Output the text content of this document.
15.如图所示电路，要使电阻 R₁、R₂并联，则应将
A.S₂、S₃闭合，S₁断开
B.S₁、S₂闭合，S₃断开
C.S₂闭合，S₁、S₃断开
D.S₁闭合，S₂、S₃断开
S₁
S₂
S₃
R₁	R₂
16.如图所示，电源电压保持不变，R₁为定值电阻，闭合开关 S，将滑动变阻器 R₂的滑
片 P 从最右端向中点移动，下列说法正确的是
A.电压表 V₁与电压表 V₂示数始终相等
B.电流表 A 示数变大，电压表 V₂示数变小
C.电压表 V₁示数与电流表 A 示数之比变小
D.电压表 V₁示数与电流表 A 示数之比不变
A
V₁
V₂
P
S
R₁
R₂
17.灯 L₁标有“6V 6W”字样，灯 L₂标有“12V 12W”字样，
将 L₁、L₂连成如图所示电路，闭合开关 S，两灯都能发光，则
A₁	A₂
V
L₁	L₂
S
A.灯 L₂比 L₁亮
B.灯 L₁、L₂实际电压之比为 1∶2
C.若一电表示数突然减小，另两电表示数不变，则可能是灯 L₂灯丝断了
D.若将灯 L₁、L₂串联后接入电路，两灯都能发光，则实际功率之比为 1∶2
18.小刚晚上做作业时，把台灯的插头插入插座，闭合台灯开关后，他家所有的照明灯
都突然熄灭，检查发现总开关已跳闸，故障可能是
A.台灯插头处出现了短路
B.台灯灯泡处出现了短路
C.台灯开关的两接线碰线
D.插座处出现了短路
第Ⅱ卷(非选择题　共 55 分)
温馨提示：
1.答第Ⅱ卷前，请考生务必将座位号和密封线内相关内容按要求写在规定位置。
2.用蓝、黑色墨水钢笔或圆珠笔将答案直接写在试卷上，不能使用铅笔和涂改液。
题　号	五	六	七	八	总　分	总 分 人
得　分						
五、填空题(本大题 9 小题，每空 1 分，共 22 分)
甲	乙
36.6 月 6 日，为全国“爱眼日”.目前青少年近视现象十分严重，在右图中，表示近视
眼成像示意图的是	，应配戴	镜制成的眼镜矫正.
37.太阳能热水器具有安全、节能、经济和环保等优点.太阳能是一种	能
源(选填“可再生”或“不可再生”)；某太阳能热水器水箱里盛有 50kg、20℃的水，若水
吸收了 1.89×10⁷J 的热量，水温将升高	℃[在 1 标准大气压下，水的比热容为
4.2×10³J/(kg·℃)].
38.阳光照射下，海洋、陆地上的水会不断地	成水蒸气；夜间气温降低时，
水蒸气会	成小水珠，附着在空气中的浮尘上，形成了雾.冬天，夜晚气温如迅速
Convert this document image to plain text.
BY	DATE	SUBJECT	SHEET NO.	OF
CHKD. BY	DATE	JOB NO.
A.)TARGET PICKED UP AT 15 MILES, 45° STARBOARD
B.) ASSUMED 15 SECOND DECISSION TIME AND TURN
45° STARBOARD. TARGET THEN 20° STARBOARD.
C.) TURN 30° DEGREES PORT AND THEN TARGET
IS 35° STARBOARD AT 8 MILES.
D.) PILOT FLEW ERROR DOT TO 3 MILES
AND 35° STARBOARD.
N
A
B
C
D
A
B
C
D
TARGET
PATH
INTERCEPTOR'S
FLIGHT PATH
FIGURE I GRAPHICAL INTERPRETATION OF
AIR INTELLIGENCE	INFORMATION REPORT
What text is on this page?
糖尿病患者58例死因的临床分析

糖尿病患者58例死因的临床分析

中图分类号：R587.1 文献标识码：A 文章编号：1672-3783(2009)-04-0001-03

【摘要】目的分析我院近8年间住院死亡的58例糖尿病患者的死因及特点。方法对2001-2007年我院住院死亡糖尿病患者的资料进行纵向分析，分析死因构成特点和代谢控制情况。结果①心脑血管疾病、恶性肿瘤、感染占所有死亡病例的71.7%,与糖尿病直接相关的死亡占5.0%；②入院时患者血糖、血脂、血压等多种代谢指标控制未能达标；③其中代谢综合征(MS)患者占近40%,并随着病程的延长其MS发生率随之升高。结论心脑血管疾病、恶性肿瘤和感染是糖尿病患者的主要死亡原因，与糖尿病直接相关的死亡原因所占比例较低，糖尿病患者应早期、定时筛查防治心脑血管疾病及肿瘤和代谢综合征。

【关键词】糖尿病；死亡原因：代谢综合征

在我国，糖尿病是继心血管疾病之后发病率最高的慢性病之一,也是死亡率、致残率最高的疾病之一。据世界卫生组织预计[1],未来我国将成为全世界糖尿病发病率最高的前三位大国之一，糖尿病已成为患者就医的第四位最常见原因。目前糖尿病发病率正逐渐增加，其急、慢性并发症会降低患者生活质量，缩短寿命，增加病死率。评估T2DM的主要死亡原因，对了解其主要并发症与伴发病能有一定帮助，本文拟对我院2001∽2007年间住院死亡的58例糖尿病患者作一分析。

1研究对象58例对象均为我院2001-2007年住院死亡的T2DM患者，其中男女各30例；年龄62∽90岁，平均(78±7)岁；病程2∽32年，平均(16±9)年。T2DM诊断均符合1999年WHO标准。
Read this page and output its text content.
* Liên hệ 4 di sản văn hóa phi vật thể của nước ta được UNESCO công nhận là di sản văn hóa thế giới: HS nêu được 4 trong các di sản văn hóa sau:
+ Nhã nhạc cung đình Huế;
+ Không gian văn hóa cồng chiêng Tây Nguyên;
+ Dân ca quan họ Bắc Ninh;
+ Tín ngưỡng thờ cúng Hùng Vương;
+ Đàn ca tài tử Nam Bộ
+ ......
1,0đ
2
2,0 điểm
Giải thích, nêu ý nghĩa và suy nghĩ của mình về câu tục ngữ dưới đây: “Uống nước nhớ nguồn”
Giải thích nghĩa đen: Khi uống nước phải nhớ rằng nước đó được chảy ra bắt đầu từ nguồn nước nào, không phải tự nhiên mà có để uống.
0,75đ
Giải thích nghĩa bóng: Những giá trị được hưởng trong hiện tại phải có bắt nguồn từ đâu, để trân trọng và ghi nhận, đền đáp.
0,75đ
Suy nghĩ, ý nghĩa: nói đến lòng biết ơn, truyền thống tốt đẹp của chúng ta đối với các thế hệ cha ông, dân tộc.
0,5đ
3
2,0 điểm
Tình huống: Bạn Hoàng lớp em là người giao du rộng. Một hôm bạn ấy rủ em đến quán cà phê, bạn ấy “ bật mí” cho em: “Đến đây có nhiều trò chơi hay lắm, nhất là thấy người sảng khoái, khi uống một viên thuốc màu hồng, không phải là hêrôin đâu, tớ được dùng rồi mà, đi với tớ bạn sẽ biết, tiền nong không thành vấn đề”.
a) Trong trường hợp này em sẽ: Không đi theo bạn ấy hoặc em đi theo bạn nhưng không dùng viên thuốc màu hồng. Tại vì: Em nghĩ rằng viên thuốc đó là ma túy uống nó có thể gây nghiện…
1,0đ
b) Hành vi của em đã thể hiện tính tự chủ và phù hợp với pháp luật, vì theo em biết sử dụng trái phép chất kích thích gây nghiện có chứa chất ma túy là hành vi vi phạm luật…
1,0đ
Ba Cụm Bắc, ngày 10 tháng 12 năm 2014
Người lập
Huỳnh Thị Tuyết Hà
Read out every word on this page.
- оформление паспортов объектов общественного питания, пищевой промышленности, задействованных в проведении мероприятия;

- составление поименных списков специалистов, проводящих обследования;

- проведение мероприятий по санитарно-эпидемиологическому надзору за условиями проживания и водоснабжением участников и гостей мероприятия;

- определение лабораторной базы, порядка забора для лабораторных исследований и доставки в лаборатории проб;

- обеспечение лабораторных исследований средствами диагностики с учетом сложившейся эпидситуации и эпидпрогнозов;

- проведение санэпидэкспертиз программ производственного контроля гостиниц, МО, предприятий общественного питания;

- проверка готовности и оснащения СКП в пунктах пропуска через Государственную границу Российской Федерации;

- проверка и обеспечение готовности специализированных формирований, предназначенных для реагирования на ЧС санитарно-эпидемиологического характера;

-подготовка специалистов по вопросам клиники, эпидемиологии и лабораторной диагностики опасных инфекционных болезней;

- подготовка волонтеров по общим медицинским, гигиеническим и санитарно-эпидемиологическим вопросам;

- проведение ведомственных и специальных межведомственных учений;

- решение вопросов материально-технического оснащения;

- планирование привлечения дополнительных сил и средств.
▬▬▬
### What this task involves
Collect each line of the entries that has the word "исследований", copying it in full.

### Problem solution
- определение лабораторной базы, порядка забора для лабораторных исследований и доставки в лаборатории проб;
- обеспечение лабораторных исследований средствами диагностики с учетом сложившейся эпидситуации и эпидпрогнозов;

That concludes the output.